··· Stored data

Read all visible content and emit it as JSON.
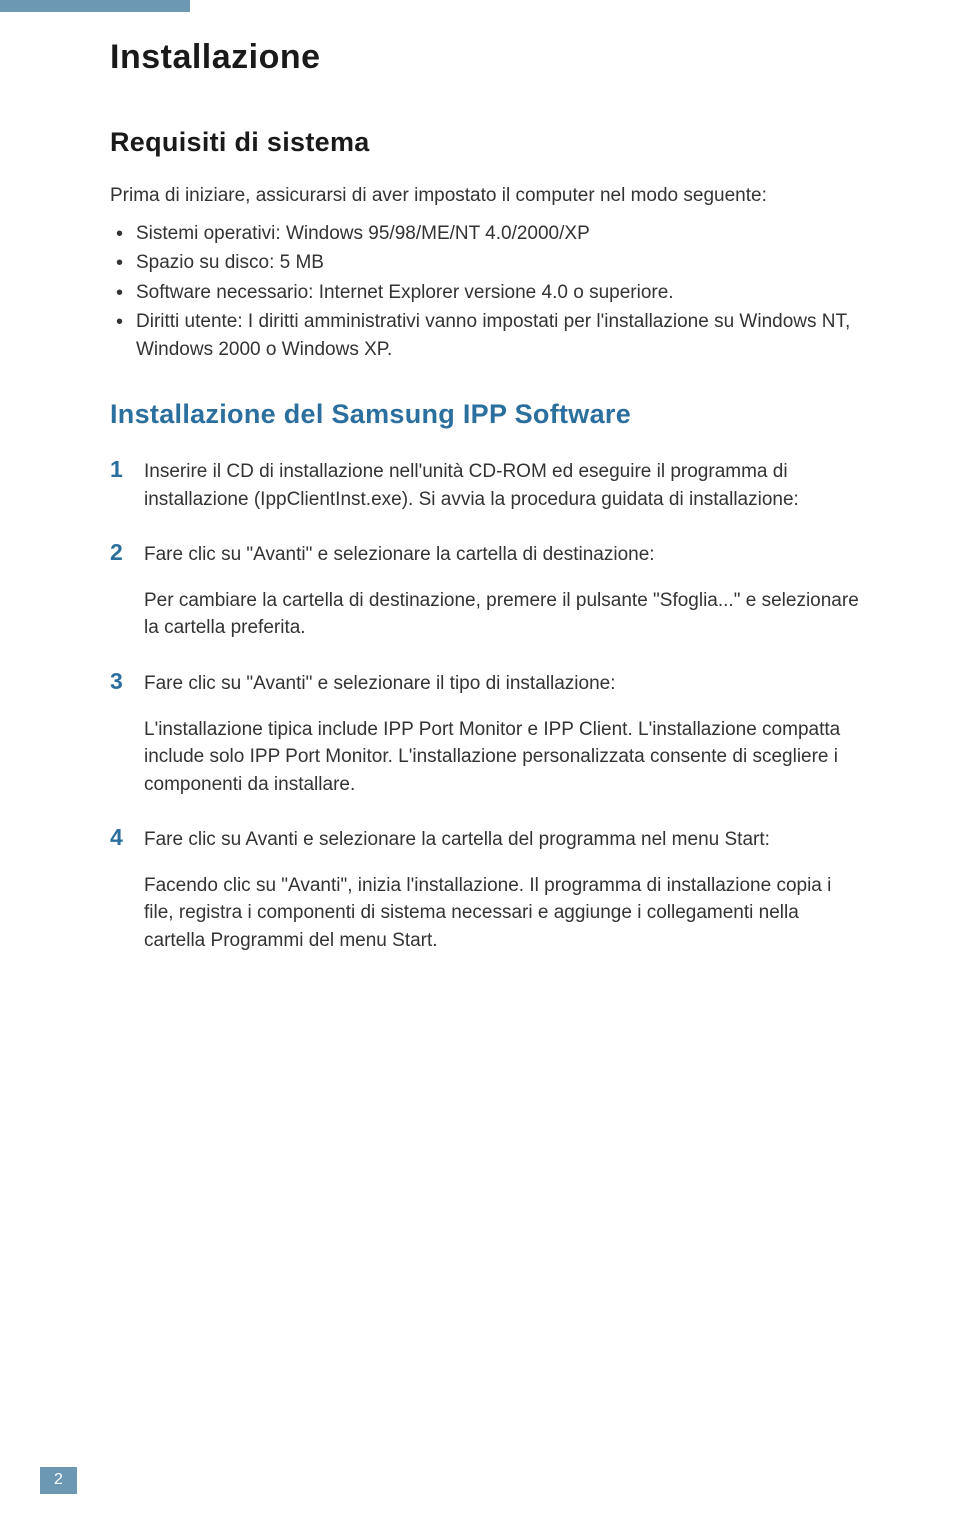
{
  "page": {
    "title": "Installazione",
    "section1_heading": "Requisiti di sistema",
    "intro": "Prima di iniziare, assicurarsi di aver impostato il computer nel modo seguente:",
    "requirements": [
      "Sistemi operativi: Windows 95/98/ME/NT 4.0/2000/XP",
      "Spazio su disco: 5 MB",
      "Software necessario: Internet Explorer versione 4.0 o superiore.",
      "Diritti utente: I diritti amministrativi vanno impostati per l'installazione su Windows NT, Windows 2000 o Windows XP."
    ],
    "section2_heading": "Installazione del Samsung IPP Software",
    "steps": [
      {
        "main": "Inserire il CD di installazione nell'unità CD-ROM ed eseguire il programma di installazione (IppClientInst.exe). Si avvia la procedura guidata di installazione:"
      },
      {
        "main": "Fare clic su \"Avanti\" e selezionare la cartella di destinazione:",
        "sub": "Per cambiare la cartella di destinazione, premere il pulsante \"Sfoglia...\" e selezionare la cartella preferita."
      },
      {
        "main": "Fare clic su \"Avanti\" e selezionare il tipo di installazione:",
        "sub": "L'installazione tipica include IPP Port Monitor e IPP Client. L'installazione compatta include solo IPP Port Monitor. L'installazione personalizzata consente di scegliere i componenti da installare."
      },
      {
        "main": "Fare clic su Avanti e selezionare la cartella del programma nel menu Start:",
        "sub": "Facendo clic su \"Avanti\", inizia l'installazione. Il programma di installazione copia i file, registra i componenti di sistema necessari e aggiunge i collegamenti nella cartella Programmi del menu Start."
      }
    ],
    "page_number": "2"
  }
}
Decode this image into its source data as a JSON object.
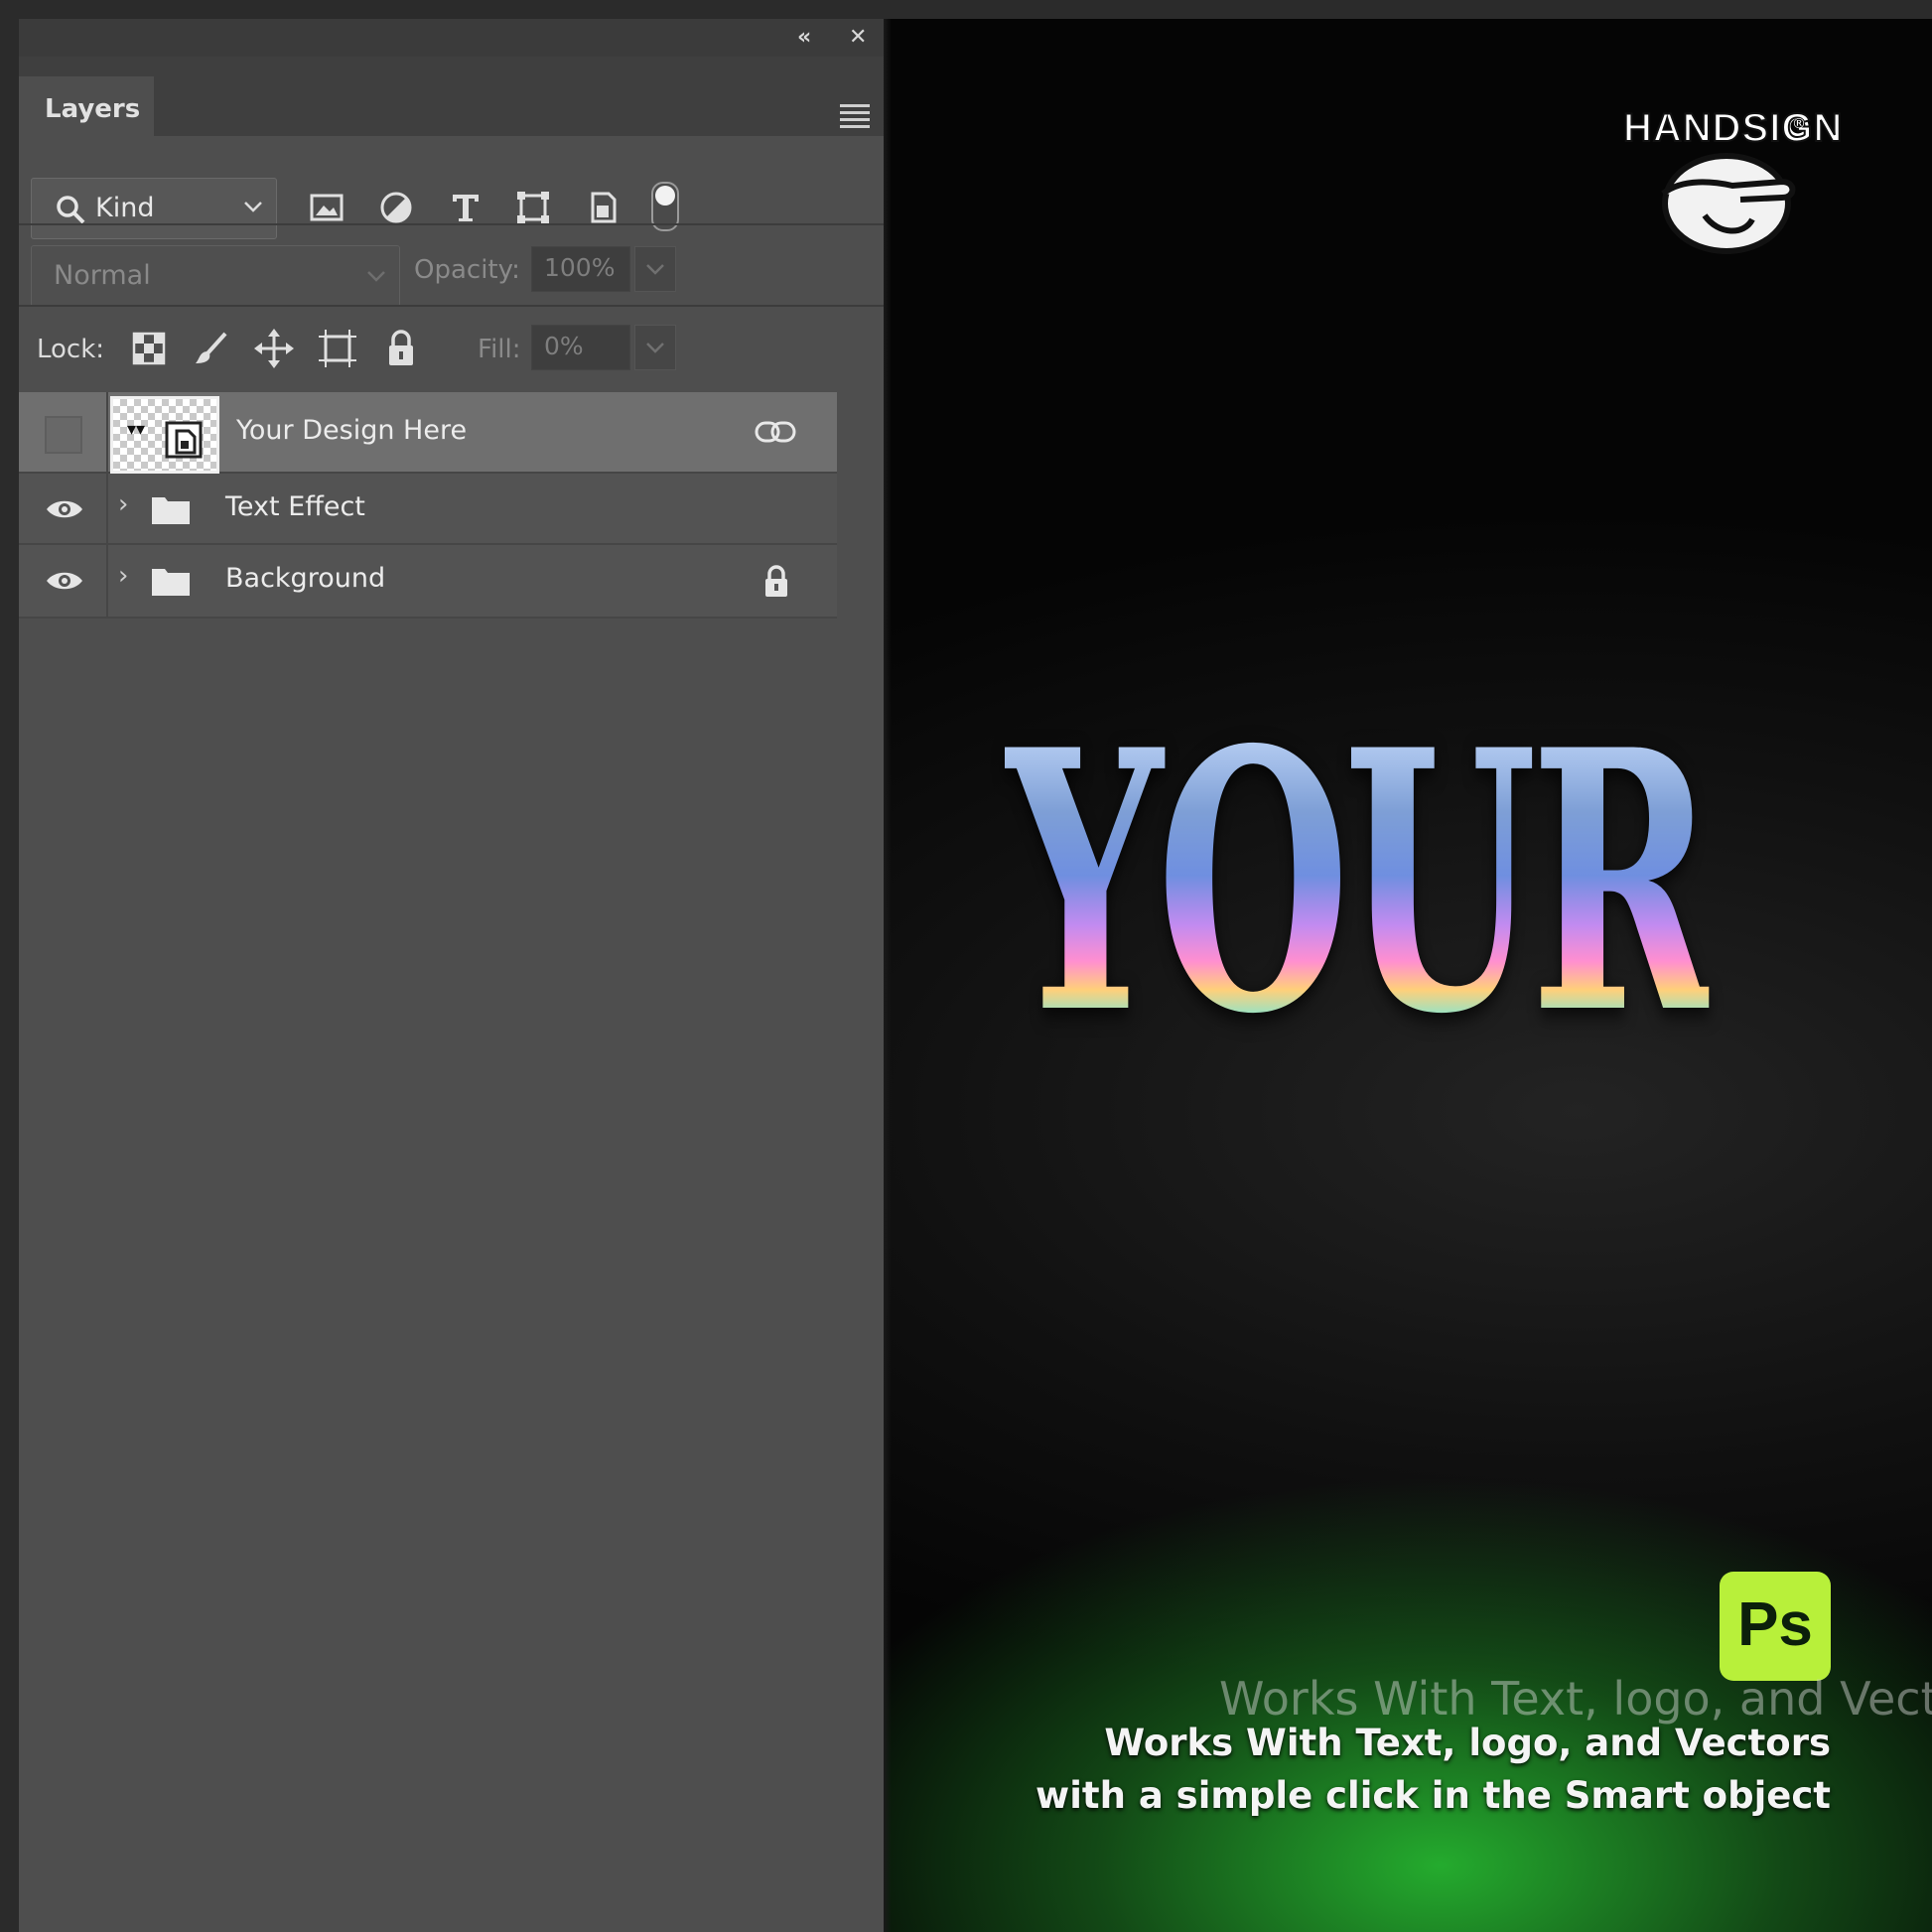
{
  "panel": {
    "tab_label": "Layers",
    "topbar": {
      "collapse_icon": "double-chevron-left-icon",
      "close_icon": "close-icon"
    },
    "menu_icon": "hamburger-menu-icon"
  },
  "filter": {
    "kind_label": "Kind",
    "icons": [
      "image-filter-icon",
      "adjustment-filter-icon",
      "type-filter-icon",
      "shape-filter-icon",
      "smart-object-filter-icon"
    ]
  },
  "blend": {
    "mode": "Normal",
    "opacity_label": "Opacity:",
    "opacity_value": "100%"
  },
  "lock": {
    "label": "Lock:",
    "icons": [
      "lock-transparent-icon",
      "lock-paint-icon",
      "lock-position-icon",
      "lock-artboard-icon",
      "lock-all-icon"
    ],
    "fill_label": "Fill:",
    "fill_value": "0%"
  },
  "layers": [
    {
      "name": "Your Design Here",
      "type": "smart-object",
      "visible": false,
      "selected": true,
      "linked": true
    },
    {
      "name": "Text Effect",
      "type": "group",
      "visible": true,
      "locked": false
    },
    {
      "name": "Background",
      "type": "group",
      "visible": true,
      "locked": true
    }
  ],
  "canvas": {
    "logo_text": "HANDSIGN",
    "logo_mark": "®",
    "headline": "YOUR",
    "badge_text": "Ps",
    "ghost_caption": "Works With Text, logo, and Vectors",
    "caption_line1": "Works With Text, logo, and Vectors",
    "caption_line2": "with a simple click in the Smart object",
    "accent_green": "#b8f03a"
  }
}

······

- _What you will do_
Repeat the entries exactly and keep the pictures out of the copy.

- _Problem solution_
Read all visible content and emit it as JSON.
{
  "page": {
    "title": "Installazione",
    "section1_heading": "Requisiti di sistema",
    "intro": "Prima di iniziare, assicurarsi di aver impostato il computer nel modo seguente:",
    "requirements": [
      "Sistemi operativi: Windows 95/98/ME/NT 4.0/2000/XP",
      "Spazio su disco: 5 MB",
      "Software necessario: Internet Explorer versione 4.0 o superiore.",
      "Diritti utente: I diritti amministrativi vanno impostati per l'installazione su Windows NT, Windows 2000 o Windows XP."
    ],
    "section2_heading": "Installazione del Samsung IPP Software",
    "steps": [
      {
        "main": "Inserire il CD di installazione nell'unità CD-ROM ed eseguire il programma di installazione (IppClientInst.exe). Si avvia la procedura guidata di installazione:"
      },
      {
        "main": "Fare clic su \"Avanti\" e selezionare la cartella di destinazione:",
        "sub": "Per cambiare la cartella di destinazione, premere il pulsante \"Sfoglia...\" e selezionare la cartella preferita."
      },
      {
        "main": "Fare clic su \"Avanti\" e selezionare il tipo di installazione:",
        "sub": "L'installazione tipica include IPP Port Monitor e IPP Client. L'installazione compatta include solo IPP Port Monitor. L'installazione personalizzata consente di scegliere i componenti da installare."
      },
      {
        "main": "Fare clic su Avanti e selezionare la cartella del programma nel menu Start:",
        "sub": "Facendo clic su \"Avanti\", inizia l'installazione. Il programma di installazione copia i file, registra i componenti di sistema necessari e aggiunge i collegamenti nella cartella Programmi del menu Start."
      }
    ],
    "page_number": "2"
  }
}
Decode this image into its source data as a JSON object.
{
  "panel": {
    "tab_label": "Layers",
    "topbar": {
      "collapse_icon": "double-chevron-left-icon",
      "close_icon": "close-icon"
    },
    "menu_icon": "hamburger-menu-icon"
  },
  "filter": {
    "kind_label": "Kind",
    "icons": [
      "image-filter-icon",
      "adjustment-filter-icon",
      "type-filter-icon",
      "shape-filter-icon",
      "smart-object-filter-icon"
    ]
  },
  "blend": {
    "mode": "Normal",
    "opacity_label": "Opacity:",
    "opacity_value": "100%"
  },
  "lock": {
    "label": "Lock:",
    "icons": [
      "lock-transparent-icon",
      "lock-paint-icon",
      "lock-position-icon",
      "lock-artboard-icon",
      "lock-all-icon"
    ],
    "fill_label": "Fill:",
    "fill_value": "0%"
  },
  "layers": [
    {
      "name": "Your Design Here",
      "type": "smart-object",
      "visible": false,
      "selected": true,
      "linked": true
    },
    {
      "name": "Text Effect",
      "type": "group",
      "visible": true,
      "locked": false
    },
    {
      "name": "Background",
      "type": "group",
      "visible": true,
      "locked": true
    }
  ],
  "canvas": {
    "logo_text": "HANDSIGN",
    "logo_mark": "®",
    "headline": "YOUR",
    "badge_text": "Ps",
    "ghost_caption": "Works With Text, logo, and Vectors",
    "caption_line1": "Works With Text, logo, and Vectors",
    "caption_line2": "with a simple click in the Smart object",
    "accent_green": "#b8f03a"
  }
}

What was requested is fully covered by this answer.